╔══

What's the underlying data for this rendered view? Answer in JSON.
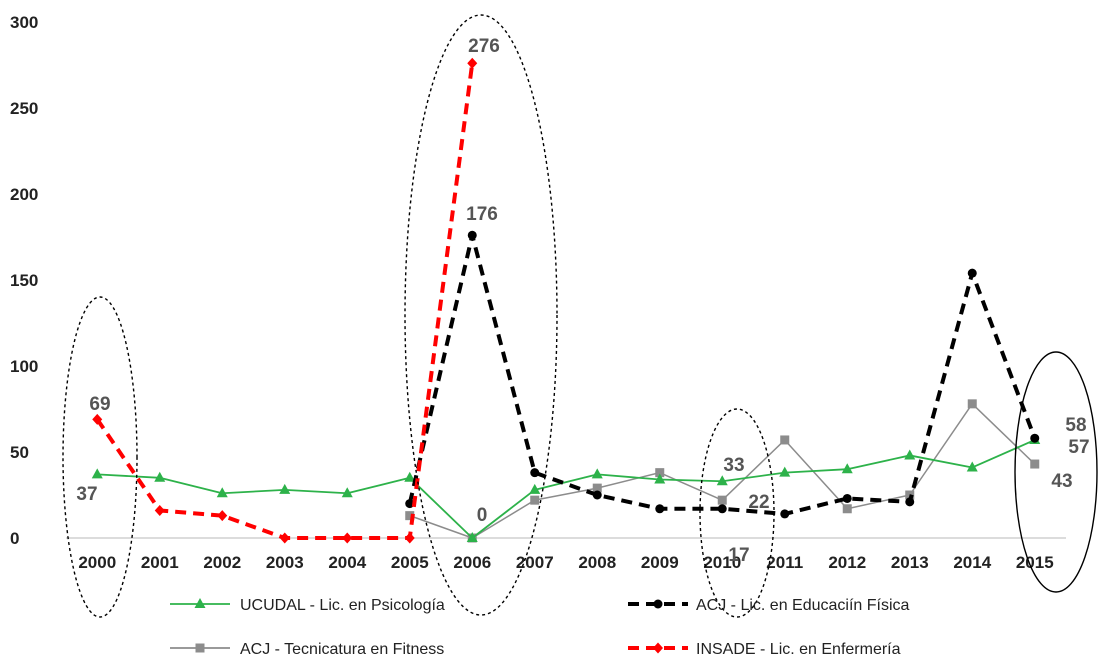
{
  "chart_data": {
    "type": "line",
    "title": "",
    "xlabel": "",
    "ylabel": "",
    "ylim": [
      0,
      300
    ],
    "yticks": [
      "0",
      "50",
      "100",
      "150",
      "200",
      "250",
      "300"
    ],
    "categories": [
      "2000",
      "2001",
      "2002",
      "2003",
      "2004",
      "2005",
      "2006",
      "2007",
      "2008",
      "2009",
      "2010",
      "2011",
      "2012",
      "2013",
      "2014",
      "2015"
    ],
    "grid": false,
    "legend_position": "bottom",
    "series": [
      {
        "name": "UCUDAL - Lic. en Psicología",
        "color": "#2db24a",
        "style": "solid",
        "marker": "triangle",
        "values": [
          37,
          35,
          26,
          28,
          26,
          35,
          0,
          28,
          37,
          34,
          33,
          38,
          40,
          48,
          41,
          57
        ]
      },
      {
        "name": "ACJ - Lic. en Educaciín Física",
        "color": "#000000",
        "style": "dashed",
        "marker": "circle",
        "values": [
          null,
          null,
          null,
          null,
          null,
          20,
          176,
          38,
          25,
          17,
          17,
          14,
          23,
          21,
          154,
          58
        ]
      },
      {
        "name": "ACJ - Tecnicatura en Fitness",
        "color": "#8c8c8c",
        "style": "solid",
        "marker": "square",
        "values": [
          null,
          null,
          null,
          null,
          null,
          13,
          0,
          22,
          29,
          38,
          22,
          57,
          17,
          25,
          78,
          43
        ]
      },
      {
        "name": "INSADE - Lic. en Enfermería",
        "color": "#ff0000",
        "style": "dashed",
        "marker": "diamond",
        "values": [
          69,
          16,
          13,
          0,
          0,
          0,
          276,
          null,
          null,
          null,
          null,
          null,
          null,
          null,
          null,
          null
        ]
      }
    ],
    "data_labels": [
      {
        "text": "69"
      },
      {
        "text": "37"
      },
      {
        "text": "276"
      },
      {
        "text": "176"
      },
      {
        "text": "0"
      },
      {
        "text": "33"
      },
      {
        "text": "22"
      },
      {
        "text": "17"
      },
      {
        "text": "58"
      },
      {
        "text": "57"
      },
      {
        "text": "43"
      }
    ]
  }
}
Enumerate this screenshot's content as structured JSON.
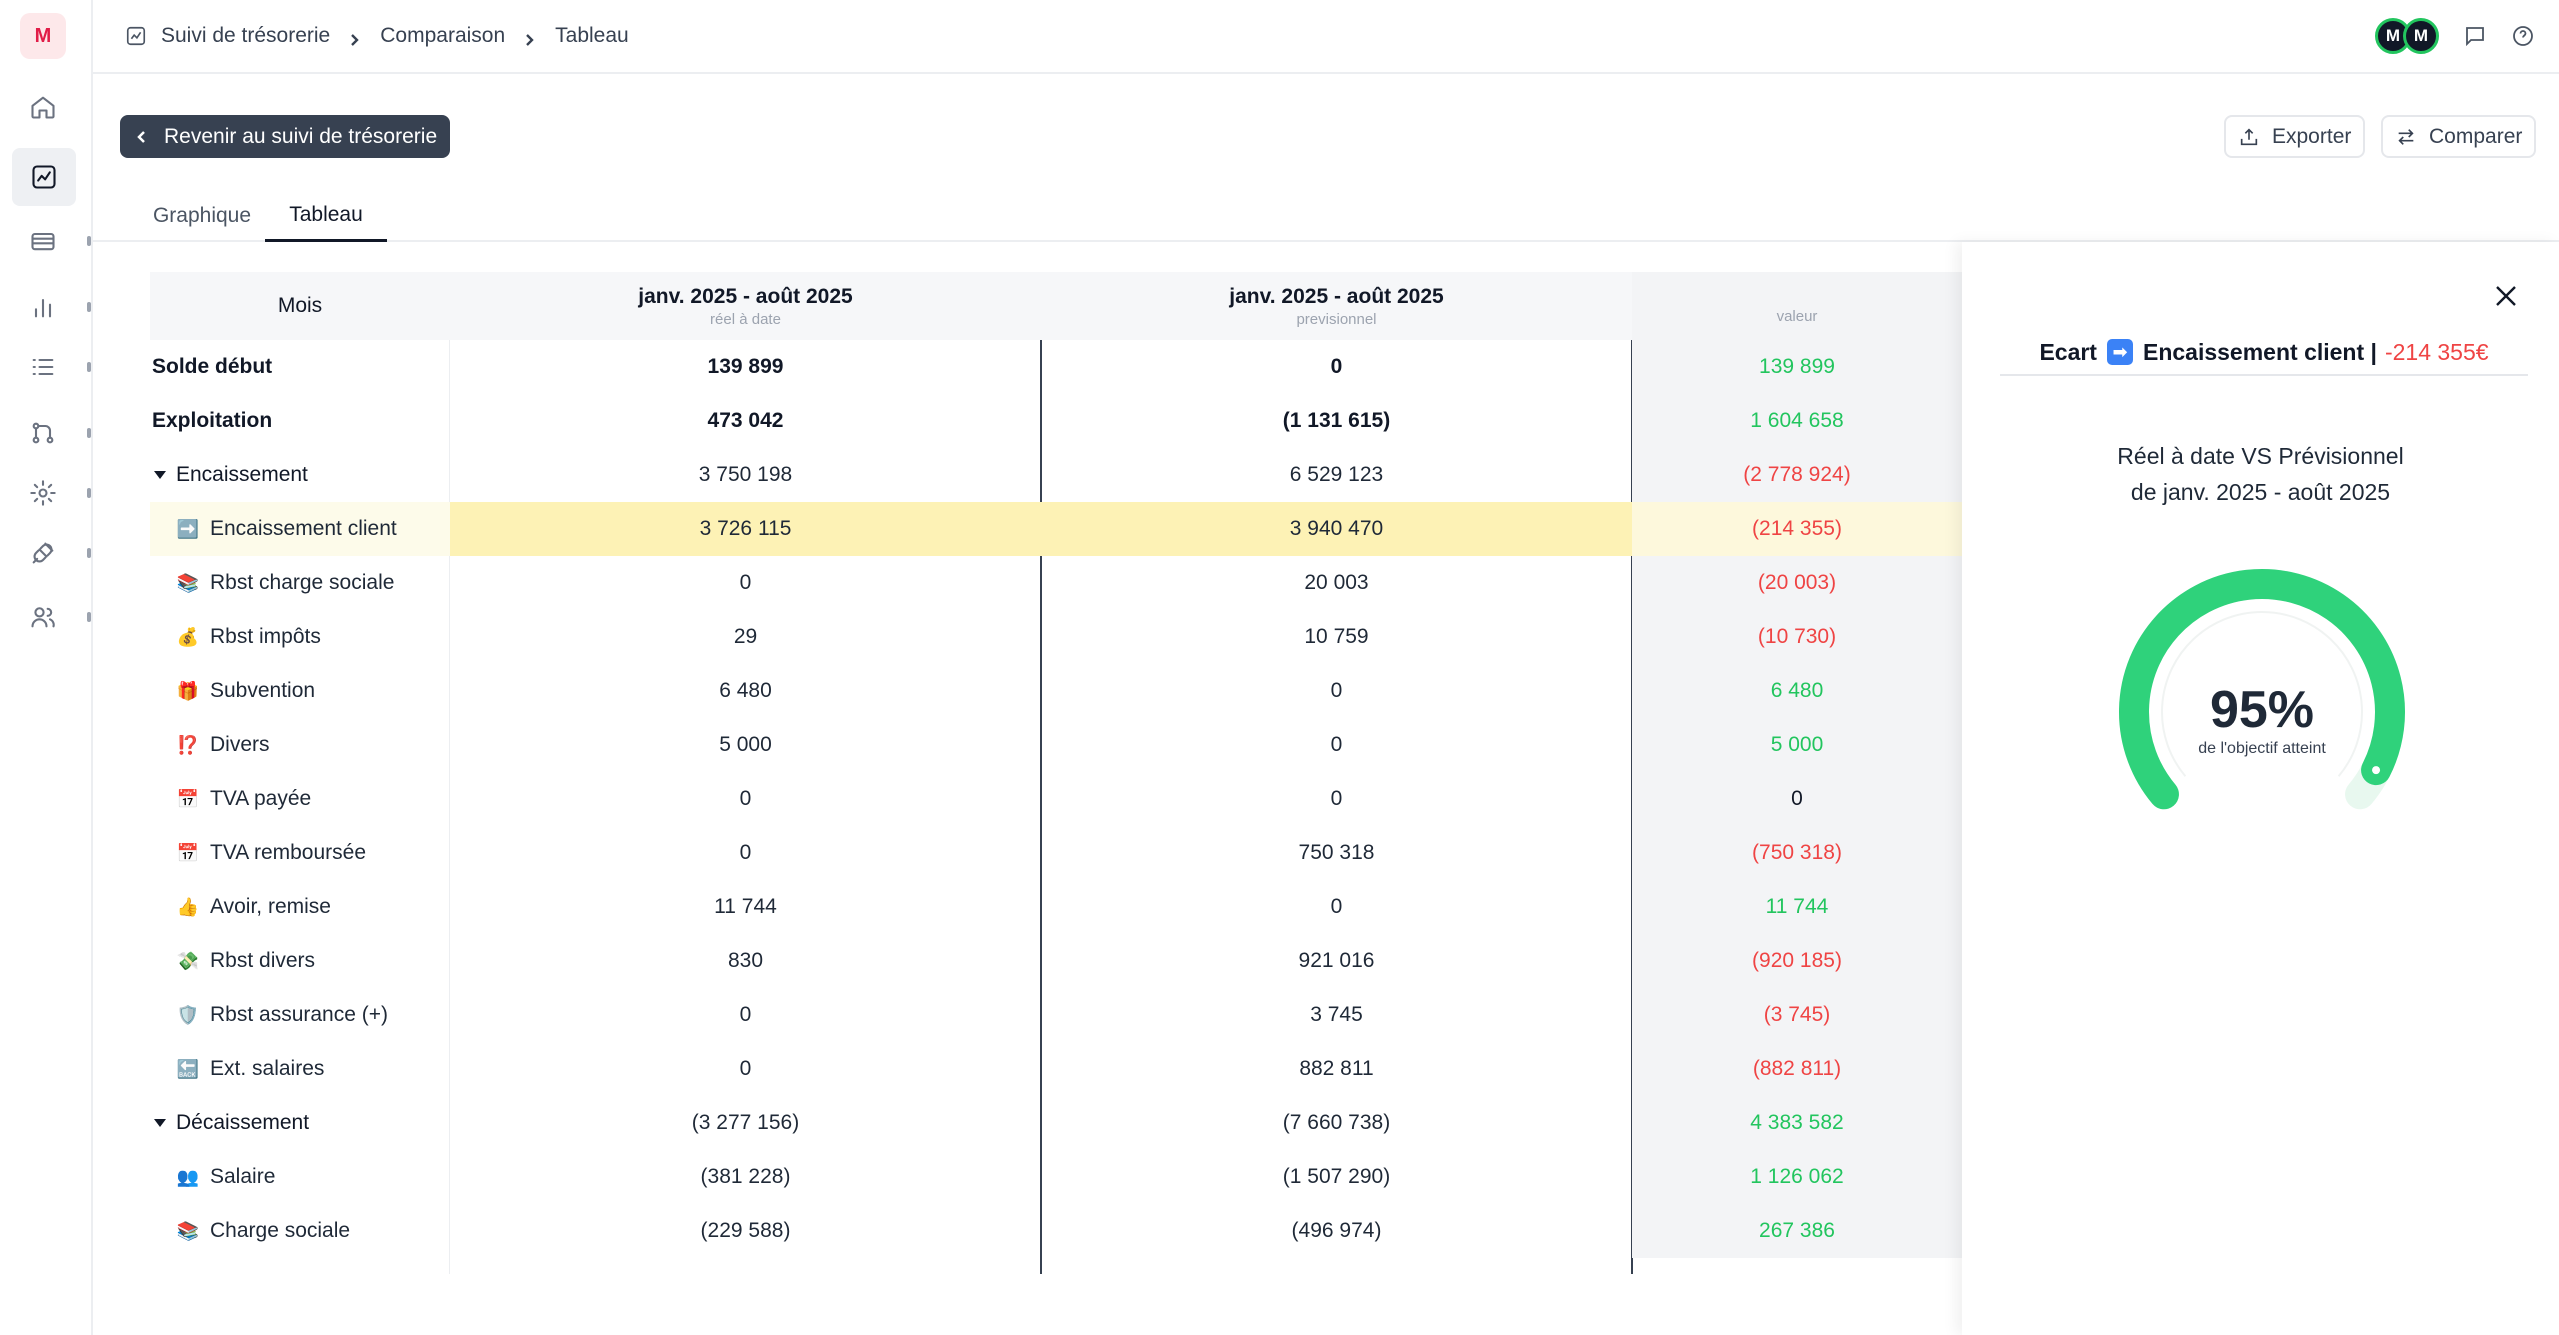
{
  "org": {
    "initial": "M"
  },
  "breadcrumb": {
    "items": [
      "Suivi de trésorerie",
      "Comparaison",
      "Tableau"
    ]
  },
  "users": [
    {
      "initial": "M"
    },
    {
      "initial": "M"
    }
  ],
  "header": {
    "back_label": "Revenir au suivi de trésorerie",
    "export_label": "Exporter",
    "compare_label": "Comparer"
  },
  "tabs": [
    {
      "label": "Graphique",
      "active": false
    },
    {
      "label": "Tableau",
      "active": true
    }
  ],
  "table": {
    "columns": [
      {
        "title": "Mois",
        "sub": ""
      },
      {
        "title": "janv. 2025 - août 2025",
        "sub": "réel à date"
      },
      {
        "title": "janv. 2025 - août 2025",
        "sub": "previsionnel"
      },
      {
        "title": "",
        "sub": "valeur"
      }
    ],
    "rows": [
      {
        "label": "Solde début",
        "kind": "bold",
        "emoji": "",
        "real": "139 899",
        "prev": "0",
        "ecart": "139 899",
        "ecart_sign": "pos"
      },
      {
        "label": "Exploitation",
        "kind": "bold",
        "emoji": "",
        "real": "473 042",
        "prev": "(1 131 615)",
        "ecart": "1 604 658",
        "ecart_sign": "pos"
      },
      {
        "label": "Encaissement",
        "kind": "group",
        "emoji": "",
        "real": "3 750 198",
        "prev": "6 529 123",
        "ecart": "(2 778 924)",
        "ecart_sign": "neg"
      },
      {
        "label": "Encaissement client",
        "kind": "sub",
        "emoji": "➡️",
        "real": "3 726 115",
        "prev": "3 940 470",
        "ecart": "(214 355)",
        "ecart_sign": "neg",
        "highlight": true
      },
      {
        "label": "Rbst charge sociale",
        "kind": "sub",
        "emoji": "📚",
        "real": "0",
        "prev": "20 003",
        "ecart": "(20 003)",
        "ecart_sign": "neg"
      },
      {
        "label": "Rbst impôts",
        "kind": "sub",
        "emoji": "💰",
        "real": "29",
        "prev": "10 759",
        "ecart": "(10 730)",
        "ecart_sign": "neg"
      },
      {
        "label": "Subvention",
        "kind": "sub",
        "emoji": "🎁",
        "real": "6 480",
        "prev": "0",
        "ecart": "6 480",
        "ecart_sign": "pos"
      },
      {
        "label": "Divers",
        "kind": "sub",
        "emoji": "⁉️",
        "real": "5 000",
        "prev": "0",
        "ecart": "5 000",
        "ecart_sign": "pos"
      },
      {
        "label": "TVA payée",
        "kind": "sub",
        "emoji": "📅",
        "real": "0",
        "prev": "0",
        "ecart": "0",
        "ecart_sign": "zero"
      },
      {
        "label": "TVA remboursée",
        "kind": "sub",
        "emoji": "📅",
        "real": "0",
        "prev": "750 318",
        "ecart": "(750 318)",
        "ecart_sign": "neg"
      },
      {
        "label": "Avoir, remise",
        "kind": "sub",
        "emoji": "👍",
        "real": "11 744",
        "prev": "0",
        "ecart": "11 744",
        "ecart_sign": "pos"
      },
      {
        "label": "Rbst divers",
        "kind": "sub",
        "emoji": "💸",
        "real": "830",
        "prev": "921 016",
        "ecart": "(920 185)",
        "ecart_sign": "neg"
      },
      {
        "label": "Rbst assurance (+)",
        "kind": "sub",
        "emoji": "🛡️",
        "real": "0",
        "prev": "3 745",
        "ecart": "(3 745)",
        "ecart_sign": "neg"
      },
      {
        "label": "Ext. salaires",
        "kind": "sub",
        "emoji": "🔙",
        "real": "0",
        "prev": "882 811",
        "ecart": "(882 811)",
        "ecart_sign": "neg"
      },
      {
        "label": "Décaissement",
        "kind": "group",
        "emoji": "",
        "real": "(3 277 156)",
        "prev": "(7 660 738)",
        "ecart": "4 383 582",
        "ecart_sign": "pos"
      },
      {
        "label": "Salaire",
        "kind": "sub",
        "emoji": "👥",
        "real": "(381 228)",
        "prev": "(1 507 290)",
        "ecart": "1 126 062",
        "ecart_sign": "pos"
      },
      {
        "label": "Charge sociale",
        "kind": "sub",
        "emoji": "📚",
        "real": "(229 588)",
        "prev": "(496 974)",
        "ecart": "267 386",
        "ecart_sign": "pos"
      }
    ]
  },
  "panel": {
    "title_prefix": "Ecart",
    "title_arrow": "➡",
    "title_name": "Encaissement client |",
    "title_value": "-214 355€",
    "subtitle_line1": "Réel à date VS Prévisionnel",
    "subtitle_line2": "de janv. 2025 - août 2025",
    "gauge_percent": 95,
    "gauge_text": "95%",
    "gauge_label": "de l'objectif atteint",
    "gauge_color": "#2fd27b"
  },
  "colors": {
    "positive": "#22c55e",
    "negative": "#ef4444",
    "highlight": "#fdf2b5",
    "dark_button": "#374151"
  }
}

╚══

> [Short exercise] Lines containing the string "Encaissement" are to be selected and copied.

> [Full answer]
        "label": "Encaissement",
        "label": "Encaissement client",
    "title_name": "Encaissement client |",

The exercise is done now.